## Start Dataset

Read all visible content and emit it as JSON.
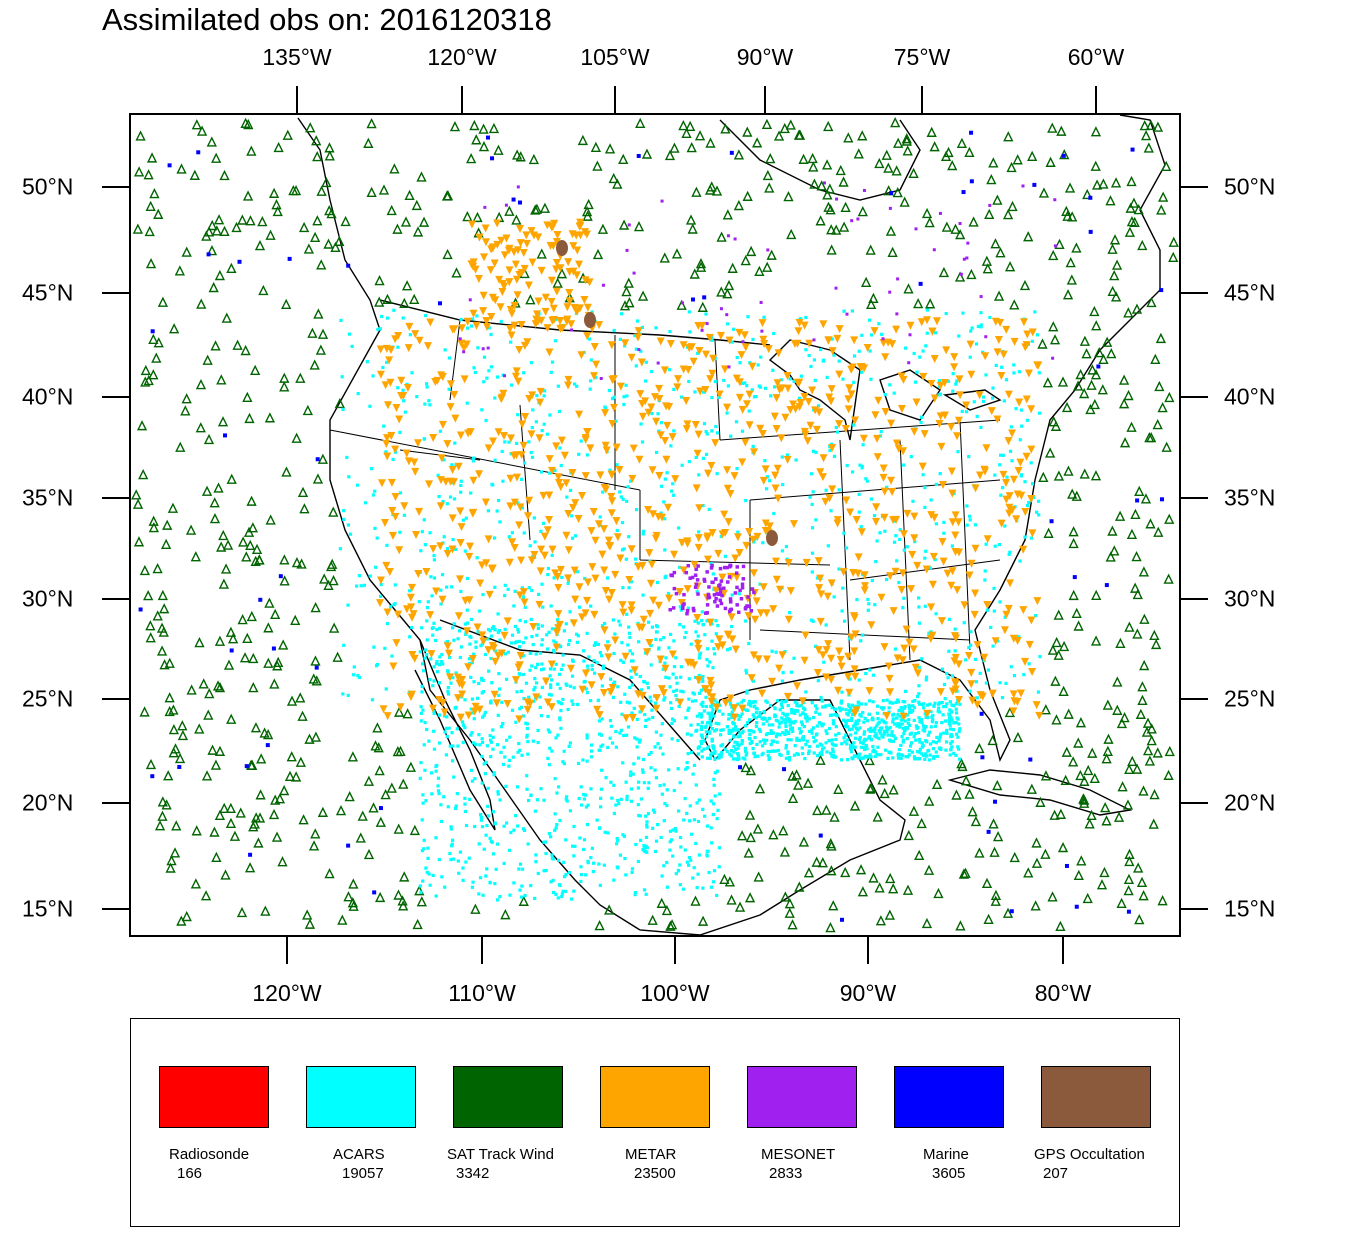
{
  "title": "Assimilated obs on: 2016120318",
  "axes": {
    "top_lon": [
      "135°W",
      "120°W",
      "105°W",
      "90°W",
      "75°W",
      "60°W"
    ],
    "bottom_lon": [
      "120°W",
      "110°W",
      "100°W",
      "90°W",
      "80°W"
    ],
    "lat": [
      "50°N",
      "45°N",
      "40°N",
      "35°N",
      "30°N",
      "25°N",
      "20°N",
      "15°N"
    ]
  },
  "legend": [
    {
      "name": "Radiosonde",
      "count": "166",
      "color": "#ff0000"
    },
    {
      "name": "ACARS",
      "count": "19057",
      "color": "#00ffff"
    },
    {
      "name": "SAT Track Wind",
      "count": "3342",
      "color": "#006400"
    },
    {
      "name": "METAR",
      "count": "23500",
      "color": "#ffa500"
    },
    {
      "name": "MESONET",
      "count": "2833",
      "color": "#a020f0"
    },
    {
      "name": "Marine",
      "count": "3605",
      "color": "#0000ff"
    },
    {
      "name": "GPS Occultation",
      "count": "207",
      "color": "#8b5a3c"
    }
  ]
}
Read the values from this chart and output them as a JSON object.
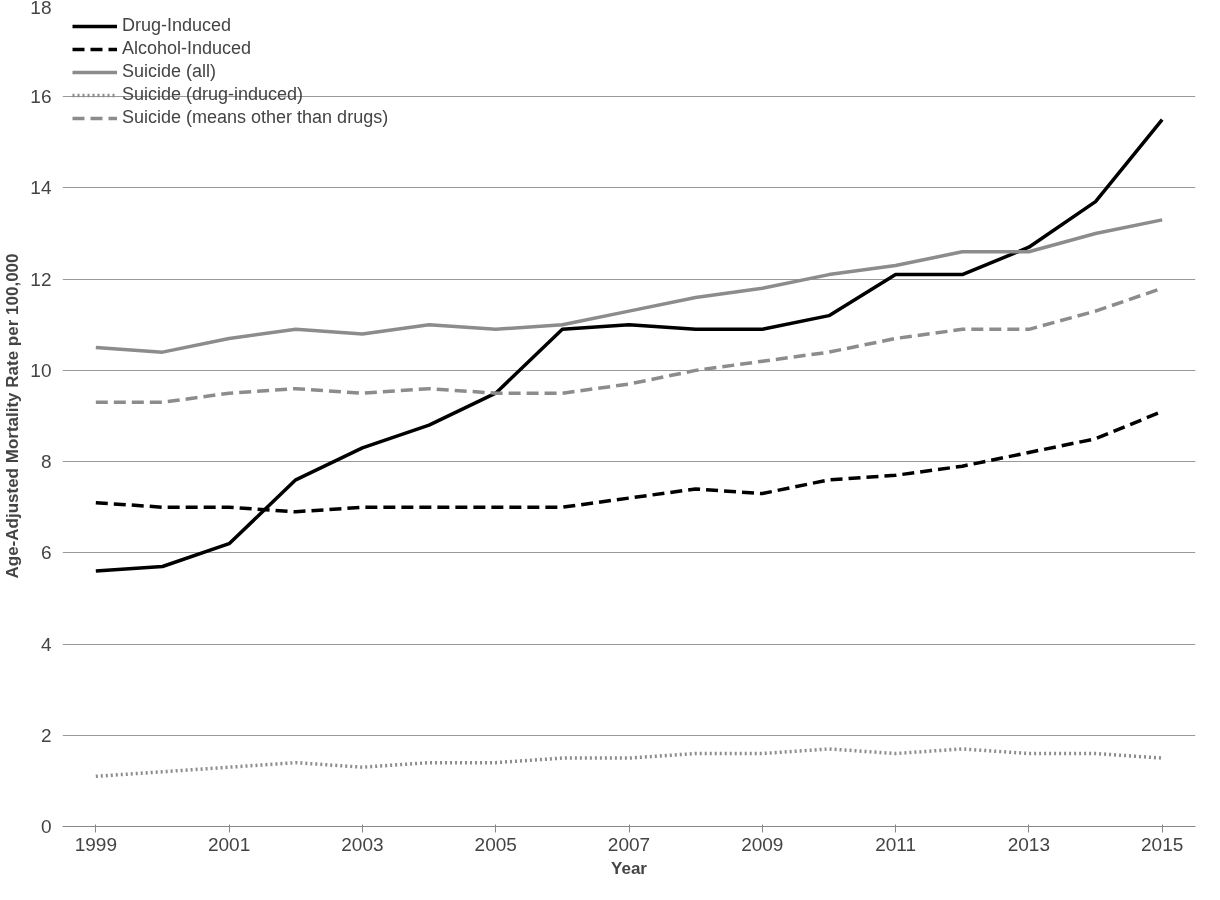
{
  "chart_data": {
    "type": "line",
    "xlabel": "Year",
    "ylabel": "Age-Adjusted Mortality Rate per 100,000",
    "x": [
      1999,
      2000,
      2001,
      2002,
      2003,
      2004,
      2005,
      2006,
      2007,
      2008,
      2009,
      2010,
      2011,
      2012,
      2013,
      2014,
      2015
    ],
    "xlim": [
      1998.5,
      2015.5
    ],
    "xticks": [
      1999,
      2001,
      2003,
      2005,
      2007,
      2009,
      2011,
      2013,
      2015
    ],
    "ylim": [
      0,
      18
    ],
    "yticks": [
      0,
      2,
      4,
      6,
      8,
      10,
      12,
      14,
      16,
      18
    ],
    "grid": "y",
    "legend": "top left",
    "marker": "none",
    "series": [
      {
        "name": "Drug-Induced",
        "color": "#000000",
        "line_style": "solid",
        "values": [
          5.6,
          5.7,
          6.2,
          7.6,
          8.3,
          8.8,
          9.5,
          10.9,
          11.0,
          10.9,
          10.9,
          11.2,
          12.1,
          12.1,
          12.7,
          13.7,
          15.5
        ]
      },
      {
        "name": "Alcohol-Induced",
        "color": "#000000",
        "line_style": "dashed",
        "values": [
          7.1,
          7.0,
          7.0,
          6.9,
          7.0,
          7.0,
          7.0,
          7.0,
          7.2,
          7.4,
          7.3,
          7.6,
          7.7,
          7.9,
          8.2,
          8.5,
          9.1
        ]
      },
      {
        "name": "Suicide (all)",
        "color": "#8c8c8c",
        "line_style": "solid",
        "values": [
          10.5,
          10.4,
          10.7,
          10.9,
          10.8,
          11.0,
          10.9,
          11.0,
          11.3,
          11.6,
          11.8,
          12.1,
          12.3,
          12.6,
          12.6,
          13.0,
          13.3
        ]
      },
      {
        "name": "Suicide (drug-induced)",
        "color": "#8c8c8c",
        "line_style": "dotted",
        "values": [
          1.1,
          1.2,
          1.3,
          1.4,
          1.3,
          1.4,
          1.4,
          1.5,
          1.5,
          1.6,
          1.6,
          1.7,
          1.6,
          1.7,
          1.6,
          1.6,
          1.5
        ]
      },
      {
        "name": "Suicide (means other than drugs)",
        "color": "#8c8c8c",
        "line_style": "dashed",
        "values": [
          9.3,
          9.3,
          9.5,
          9.6,
          9.5,
          9.6,
          9.5,
          9.5,
          9.7,
          10.0,
          10.2,
          10.4,
          10.7,
          10.9,
          10.9,
          11.3,
          11.8
        ]
      }
    ]
  }
}
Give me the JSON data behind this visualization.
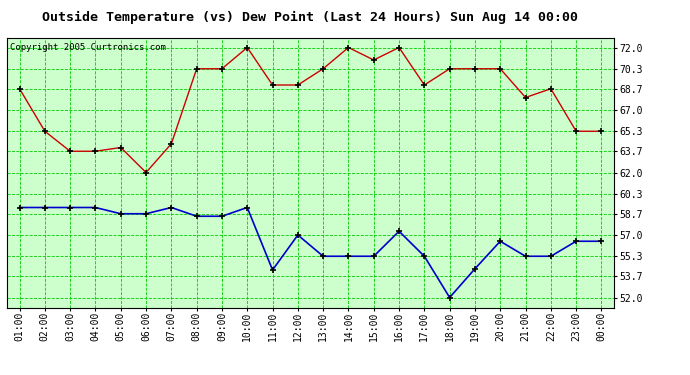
{
  "title": "Outside Temperature (vs) Dew Point (Last 24 Hours) Sun Aug 14 00:00",
  "copyright": "Copyright 2005 Curtronics.com",
  "x_labels": [
    "01:00",
    "02:00",
    "03:00",
    "04:00",
    "05:00",
    "06:00",
    "07:00",
    "08:00",
    "09:00",
    "10:00",
    "11:00",
    "12:00",
    "13:00",
    "14:00",
    "15:00",
    "16:00",
    "17:00",
    "18:00",
    "19:00",
    "20:00",
    "21:00",
    "22:00",
    "23:00",
    "00:00"
  ],
  "temp_data": [
    68.7,
    65.3,
    63.7,
    63.7,
    64.0,
    62.0,
    64.3,
    70.3,
    70.3,
    72.0,
    69.0,
    69.0,
    70.3,
    72.0,
    71.0,
    72.0,
    69.0,
    70.3,
    70.3,
    70.3,
    68.0,
    68.7,
    65.3,
    65.3
  ],
  "dew_data": [
    59.2,
    59.2,
    59.2,
    59.2,
    58.7,
    58.7,
    59.2,
    58.5,
    58.5,
    59.2,
    54.2,
    57.0,
    55.3,
    55.3,
    55.3,
    57.3,
    55.3,
    52.0,
    54.3,
    56.5,
    55.3,
    55.3,
    56.5,
    56.5
  ],
  "temp_color": "#cc0000",
  "dew_color": "#0000cc",
  "bg_color": "#ffffff",
  "plot_bg_color": "#ccffcc",
  "grid_color": "#00cc00",
  "title_fontsize": 9.5,
  "copyright_fontsize": 6.5,
  "tick_fontsize": 7,
  "yticks": [
    52.0,
    53.7,
    55.3,
    57.0,
    58.7,
    60.3,
    62.0,
    63.7,
    65.3,
    67.0,
    68.7,
    70.3,
    72.0
  ],
  "ylim": [
    51.2,
    72.8
  ]
}
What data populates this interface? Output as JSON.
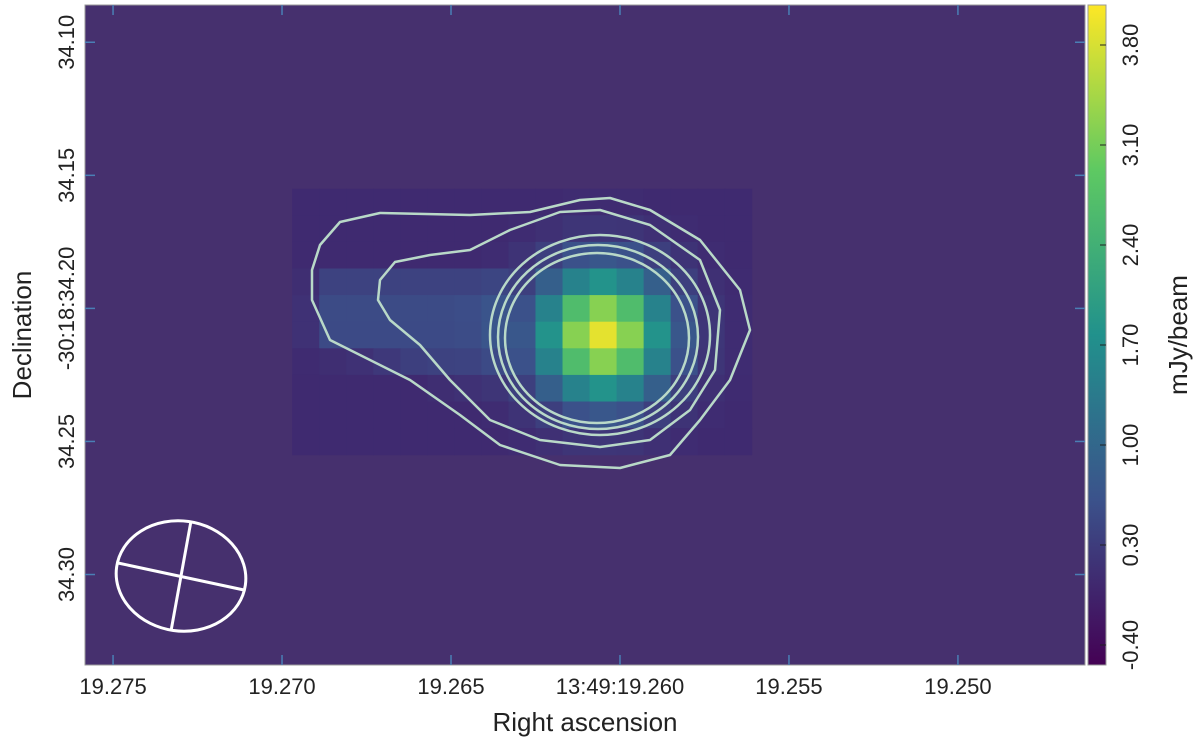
{
  "chart_data": {
    "type": "heatmap",
    "xlabel": "Right ascension",
    "ylabel": "Declination",
    "colorbar_label": "mJy/beam",
    "colormap": "viridis",
    "xlim": [
      19.27583,
      19.24624
    ],
    "ylim": [
      34.086,
      34.334
    ],
    "zlim": [
      -0.54,
      4.08
    ],
    "xticks": [
      19.275,
      {
        "value": 19.27,
        "label": "19.270"
      },
      19.265,
      {
        "value": 19.26,
        "label": "13:49:19.260"
      },
      19.255,
      {
        "value": 19.25,
        "label": "19.250"
      }
    ],
    "yticks": [
      {
        "value": 34.1,
        "label": "34.10"
      },
      34.15,
      {
        "value": 34.2,
        "label": "-30:18:34.20"
      },
      34.25,
      {
        "value": 34.3,
        "label": "34.30"
      }
    ],
    "zticks": [
      {
        "value": -0.4,
        "label": "-0.40"
      },
      {
        "value": 0.3,
        "label": "0.30"
      },
      {
        "value": 1,
        "label": "1.00"
      },
      {
        "value": 1.7,
        "label": "1.70"
      },
      {
        "value": 2.4,
        "label": "2.40"
      },
      {
        "value": 3.1,
        "label": "3.10"
      },
      {
        "value": 3.8,
        "label": "3.80"
      }
    ],
    "x": [
      19.2693,
      19.2685,
      19.2677,
      19.2669,
      19.2661,
      19.2653,
      19.2645,
      19.2637,
      19.2629,
      19.2621,
      19.2613,
      19.2605,
      19.2597,
      19.2589,
      19.2581,
      19.2573,
      19.2565
    ],
    "y": [
      34.16,
      34.17,
      34.18,
      34.19,
      34.2,
      34.21,
      34.22,
      34.23,
      34.24,
      34.25
    ],
    "z": [
      [
        0.05,
        0.05,
        0.05,
        0.05,
        0.05,
        0.05,
        0.05,
        0.05,
        0.05,
        0.05,
        0.07,
        0.07,
        0.07,
        0.05,
        0.05,
        0.05,
        0.05
      ],
      [
        0.05,
        0.05,
        0.05,
        0.05,
        0.05,
        0.05,
        0.05,
        0.05,
        0.08,
        0.13,
        0.2,
        0.22,
        0.2,
        0.13,
        0.08,
        0.05,
        0.05
      ],
      [
        0.05,
        0.05,
        0.05,
        0.05,
        0.05,
        0.05,
        0.05,
        0.08,
        0.17,
        0.35,
        0.6,
        0.71,
        0.6,
        0.35,
        0.17,
        0.08,
        0.05
      ],
      [
        0.1,
        0.38,
        0.38,
        0.38,
        0.38,
        0.38,
        0.39,
        0.43,
        0.35,
        0.86,
        1.5,
        1.81,
        1.5,
        0.86,
        0.35,
        0.13,
        0.06
      ],
      [
        0.15,
        0.52,
        0.52,
        0.52,
        0.52,
        0.52,
        0.55,
        0.65,
        0.6,
        1.5,
        2.66,
        3.22,
        2.66,
        1.5,
        0.6,
        0.2,
        0.08
      ],
      [
        0.15,
        0.5,
        0.5,
        0.5,
        0.5,
        0.5,
        0.53,
        0.67,
        0.71,
        1.81,
        3.22,
        3.9,
        3.22,
        1.81,
        0.71,
        0.22,
        0.08
      ],
      [
        0.06,
        0.1,
        0.15,
        0.25,
        0.35,
        0.38,
        0.4,
        0.5,
        0.6,
        1.5,
        2.66,
        3.22,
        2.66,
        1.5,
        0.6,
        0.2,
        0.08
      ],
      [
        0.05,
        0.05,
        0.05,
        0.05,
        0.05,
        0.1,
        0.15,
        0.2,
        0.35,
        0.86,
        1.5,
        1.81,
        1.5,
        0.86,
        0.35,
        0.13,
        0.06
      ],
      [
        0.05,
        0.05,
        0.05,
        0.05,
        0.05,
        0.05,
        0.05,
        0.08,
        0.17,
        0.35,
        0.6,
        0.71,
        0.6,
        0.35,
        0.17,
        0.08,
        0.05
      ],
      [
        0.05,
        0.05,
        0.05,
        0.05,
        0.05,
        0.05,
        0.05,
        0.05,
        0.08,
        0.13,
        0.2,
        0.22,
        0.2,
        0.13,
        0.08,
        0.05,
        0.05
      ]
    ]
  }
}
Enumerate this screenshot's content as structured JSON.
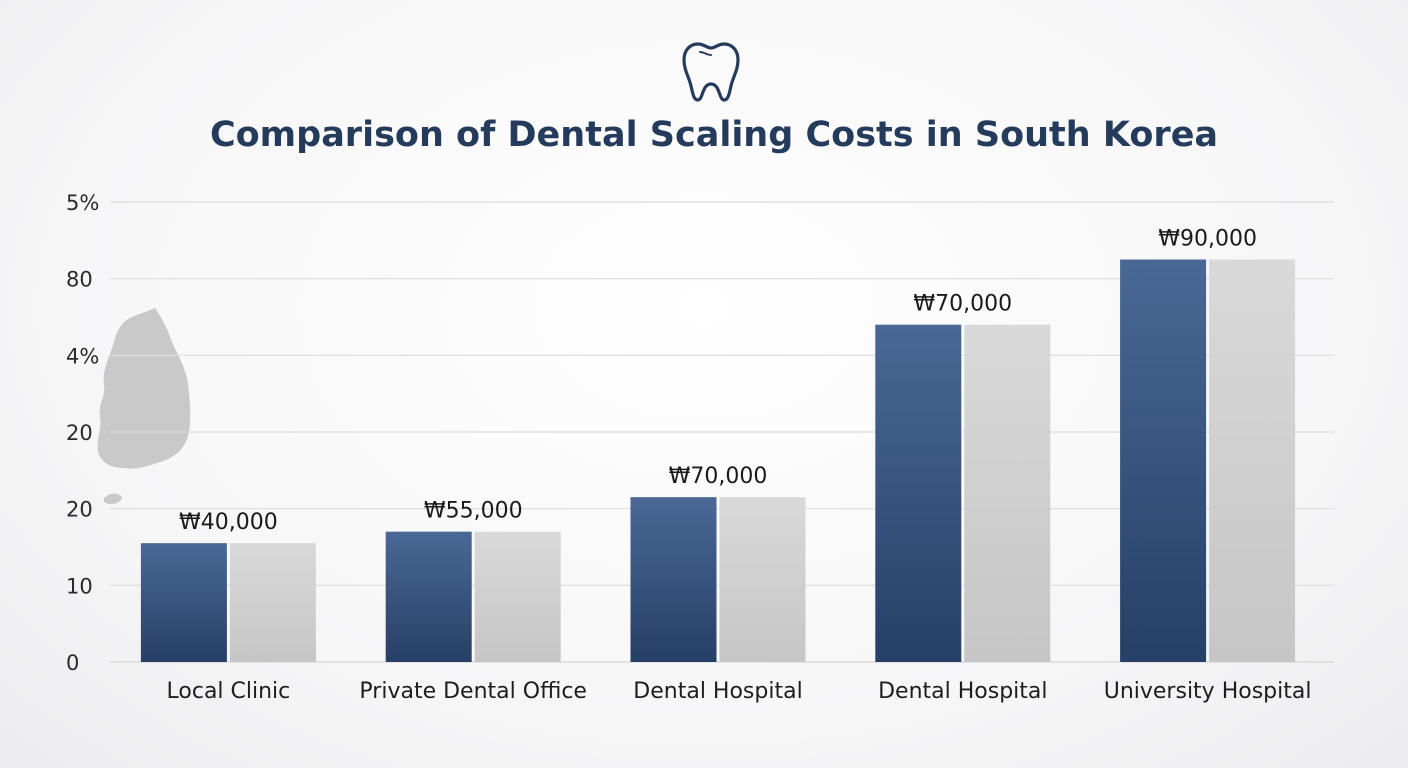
{
  "icon": "tooth-icon",
  "map_icon": "south-korea-map-icon",
  "colors": {
    "title": "#243b5c",
    "series_primary_top": "#4a6896",
    "series_primary_bottom": "#263f66",
    "series_secondary_top": "#d9d9d9",
    "series_secondary_bottom": "#c6c6c6",
    "grid": "#dcdcdc",
    "map": "#c9c9c9"
  },
  "chart_data": {
    "type": "bar",
    "title": "Comparison of Dental Scaling Costs in South Korea",
    "xlabel": "",
    "ylabel": "",
    "y_tick_labels": [
      "0",
      "10",
      "20",
      "20",
      "4%",
      "80",
      "5%"
    ],
    "grid": true,
    "legend": "none",
    "categories": [
      "Local Clinic",
      "Private Dental Office",
      "Dental Hospital",
      "Dental Hospital",
      "University Hospital"
    ],
    "value_labels": [
      "₩40,000",
      "₩55,000",
      "₩70,000",
      "₩70,000",
      "₩90,000"
    ],
    "series": [
      {
        "values": [
          1.55,
          1.7,
          2.15,
          4.4,
          5.25
        ]
      },
      {
        "values": [
          1.55,
          1.7,
          2.15,
          4.4,
          5.25
        ]
      }
    ],
    "ylim": [
      0,
      6
    ]
  }
}
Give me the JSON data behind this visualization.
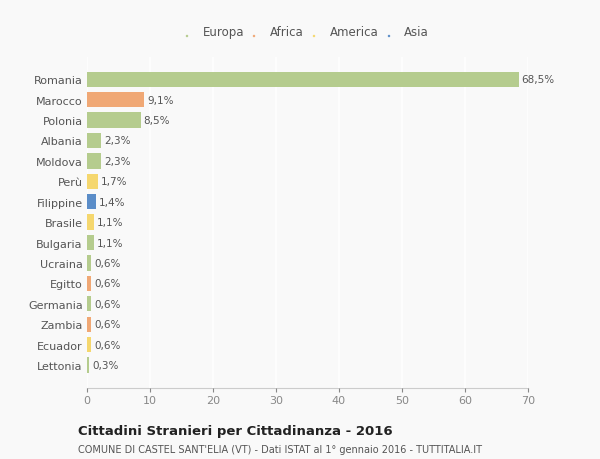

## End Dataset

### Work to complete
Select all lines in the listing that include the word "Read".

### Output
Read all visible content and emit it as JSON.
Read the values from this chart and output them as a JSON object.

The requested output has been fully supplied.